### Written task
Your task is to copy every line of the entries that contains "Johannes".

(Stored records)
━━━━━━━━━━━━━━━━━━━━

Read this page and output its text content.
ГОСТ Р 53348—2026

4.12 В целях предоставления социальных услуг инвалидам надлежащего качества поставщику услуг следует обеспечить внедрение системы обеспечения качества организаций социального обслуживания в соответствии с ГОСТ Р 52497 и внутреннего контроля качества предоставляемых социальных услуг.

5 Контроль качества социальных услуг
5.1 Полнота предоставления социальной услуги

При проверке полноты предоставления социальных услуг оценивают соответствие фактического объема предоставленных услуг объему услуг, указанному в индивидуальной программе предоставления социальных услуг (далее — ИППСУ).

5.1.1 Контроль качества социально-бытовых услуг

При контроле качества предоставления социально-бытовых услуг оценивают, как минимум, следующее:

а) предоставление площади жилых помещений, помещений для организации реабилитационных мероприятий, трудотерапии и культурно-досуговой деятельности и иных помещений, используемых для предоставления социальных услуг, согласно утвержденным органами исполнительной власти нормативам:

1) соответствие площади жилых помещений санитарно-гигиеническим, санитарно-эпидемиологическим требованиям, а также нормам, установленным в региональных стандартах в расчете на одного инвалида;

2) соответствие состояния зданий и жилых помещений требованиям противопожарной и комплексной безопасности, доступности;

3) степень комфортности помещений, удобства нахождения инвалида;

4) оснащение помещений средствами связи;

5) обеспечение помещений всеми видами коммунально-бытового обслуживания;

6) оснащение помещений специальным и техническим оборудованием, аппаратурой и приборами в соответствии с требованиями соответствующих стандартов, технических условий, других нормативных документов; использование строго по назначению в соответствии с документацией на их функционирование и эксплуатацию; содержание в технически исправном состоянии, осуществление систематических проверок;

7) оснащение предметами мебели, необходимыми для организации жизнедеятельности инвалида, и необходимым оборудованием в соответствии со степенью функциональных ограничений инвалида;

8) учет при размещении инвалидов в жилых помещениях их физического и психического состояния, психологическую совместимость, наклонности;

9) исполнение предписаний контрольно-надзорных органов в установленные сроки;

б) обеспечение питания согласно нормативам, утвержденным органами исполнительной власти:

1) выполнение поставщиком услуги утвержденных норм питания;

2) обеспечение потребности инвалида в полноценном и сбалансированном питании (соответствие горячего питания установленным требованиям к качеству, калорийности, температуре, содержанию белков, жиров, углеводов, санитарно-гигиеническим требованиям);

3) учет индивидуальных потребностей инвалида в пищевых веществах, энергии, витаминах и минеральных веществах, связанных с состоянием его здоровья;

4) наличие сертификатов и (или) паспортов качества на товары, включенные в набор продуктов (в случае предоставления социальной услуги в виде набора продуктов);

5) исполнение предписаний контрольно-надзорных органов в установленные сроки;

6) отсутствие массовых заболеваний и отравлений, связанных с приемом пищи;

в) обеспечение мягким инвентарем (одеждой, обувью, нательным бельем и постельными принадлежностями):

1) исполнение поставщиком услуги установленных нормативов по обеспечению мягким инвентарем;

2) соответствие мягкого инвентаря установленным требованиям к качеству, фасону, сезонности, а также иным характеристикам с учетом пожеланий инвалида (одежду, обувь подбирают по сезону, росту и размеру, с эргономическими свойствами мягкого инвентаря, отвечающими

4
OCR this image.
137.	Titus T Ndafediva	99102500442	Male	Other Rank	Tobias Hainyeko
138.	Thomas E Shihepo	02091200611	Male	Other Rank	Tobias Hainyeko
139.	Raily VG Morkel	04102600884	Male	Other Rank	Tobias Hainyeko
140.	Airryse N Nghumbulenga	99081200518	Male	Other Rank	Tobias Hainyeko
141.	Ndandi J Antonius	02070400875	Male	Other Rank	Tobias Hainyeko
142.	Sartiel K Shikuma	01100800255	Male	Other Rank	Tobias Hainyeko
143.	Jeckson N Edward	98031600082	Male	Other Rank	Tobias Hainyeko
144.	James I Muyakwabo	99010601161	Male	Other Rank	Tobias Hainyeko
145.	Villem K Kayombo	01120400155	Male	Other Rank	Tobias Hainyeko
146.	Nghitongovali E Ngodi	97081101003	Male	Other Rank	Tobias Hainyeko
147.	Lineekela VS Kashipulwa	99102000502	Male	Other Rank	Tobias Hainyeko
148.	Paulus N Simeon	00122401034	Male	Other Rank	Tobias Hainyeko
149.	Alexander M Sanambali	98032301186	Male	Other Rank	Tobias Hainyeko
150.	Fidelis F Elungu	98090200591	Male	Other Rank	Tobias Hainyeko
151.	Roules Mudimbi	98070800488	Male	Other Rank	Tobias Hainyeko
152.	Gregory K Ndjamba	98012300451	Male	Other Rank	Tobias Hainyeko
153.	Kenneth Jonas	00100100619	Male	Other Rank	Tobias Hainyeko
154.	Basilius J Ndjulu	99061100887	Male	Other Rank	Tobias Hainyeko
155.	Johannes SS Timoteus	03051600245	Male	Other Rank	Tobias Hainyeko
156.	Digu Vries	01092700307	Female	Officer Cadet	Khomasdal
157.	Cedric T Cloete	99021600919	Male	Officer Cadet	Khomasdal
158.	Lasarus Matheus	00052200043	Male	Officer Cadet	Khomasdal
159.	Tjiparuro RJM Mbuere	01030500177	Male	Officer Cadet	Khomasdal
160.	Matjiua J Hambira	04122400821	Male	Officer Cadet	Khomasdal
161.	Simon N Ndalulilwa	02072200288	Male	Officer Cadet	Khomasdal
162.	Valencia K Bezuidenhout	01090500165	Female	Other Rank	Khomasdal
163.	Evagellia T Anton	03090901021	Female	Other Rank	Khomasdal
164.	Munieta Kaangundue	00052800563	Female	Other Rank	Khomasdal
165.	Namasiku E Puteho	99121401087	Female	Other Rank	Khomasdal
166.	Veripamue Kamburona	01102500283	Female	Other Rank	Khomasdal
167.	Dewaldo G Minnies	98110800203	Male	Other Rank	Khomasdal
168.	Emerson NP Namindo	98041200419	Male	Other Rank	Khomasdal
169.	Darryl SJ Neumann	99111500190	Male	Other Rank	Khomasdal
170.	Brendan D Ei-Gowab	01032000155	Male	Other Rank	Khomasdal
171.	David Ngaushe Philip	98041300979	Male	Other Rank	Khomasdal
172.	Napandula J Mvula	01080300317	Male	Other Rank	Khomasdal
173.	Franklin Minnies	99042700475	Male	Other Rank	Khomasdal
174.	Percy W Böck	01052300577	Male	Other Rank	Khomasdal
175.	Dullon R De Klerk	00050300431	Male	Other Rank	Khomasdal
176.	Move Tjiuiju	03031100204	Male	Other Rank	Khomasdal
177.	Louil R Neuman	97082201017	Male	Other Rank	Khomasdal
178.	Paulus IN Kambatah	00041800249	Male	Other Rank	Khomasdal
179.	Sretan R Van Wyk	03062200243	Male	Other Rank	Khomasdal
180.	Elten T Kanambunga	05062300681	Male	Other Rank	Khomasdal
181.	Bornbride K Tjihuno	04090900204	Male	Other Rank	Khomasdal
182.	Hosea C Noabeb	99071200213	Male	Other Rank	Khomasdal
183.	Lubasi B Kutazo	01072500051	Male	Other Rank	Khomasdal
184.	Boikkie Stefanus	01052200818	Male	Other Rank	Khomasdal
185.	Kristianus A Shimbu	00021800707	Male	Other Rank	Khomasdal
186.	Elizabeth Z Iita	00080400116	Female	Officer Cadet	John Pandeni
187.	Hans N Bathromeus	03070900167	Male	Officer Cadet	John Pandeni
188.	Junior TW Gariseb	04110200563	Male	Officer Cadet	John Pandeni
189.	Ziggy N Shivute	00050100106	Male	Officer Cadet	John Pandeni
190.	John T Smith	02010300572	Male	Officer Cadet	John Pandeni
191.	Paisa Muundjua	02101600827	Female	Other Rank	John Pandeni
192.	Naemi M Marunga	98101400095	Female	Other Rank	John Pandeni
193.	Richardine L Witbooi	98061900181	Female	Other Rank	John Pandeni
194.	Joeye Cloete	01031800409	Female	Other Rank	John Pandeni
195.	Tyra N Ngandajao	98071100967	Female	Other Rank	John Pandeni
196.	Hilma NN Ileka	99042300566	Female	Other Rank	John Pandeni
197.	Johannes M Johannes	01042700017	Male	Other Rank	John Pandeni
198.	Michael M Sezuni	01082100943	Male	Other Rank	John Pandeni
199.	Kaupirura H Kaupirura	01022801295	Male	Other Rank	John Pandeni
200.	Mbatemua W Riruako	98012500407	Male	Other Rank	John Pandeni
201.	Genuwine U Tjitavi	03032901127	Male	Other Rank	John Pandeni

━━━━━━━━━━━━━━━━━━━━

### Written answer
155.	Johannes SS Timoteus	03051600245	Male	Other Rank	Tobias Hainyeko
197.	Johannes M Johannes	01042700017	Male	Other Rank	John Pandeni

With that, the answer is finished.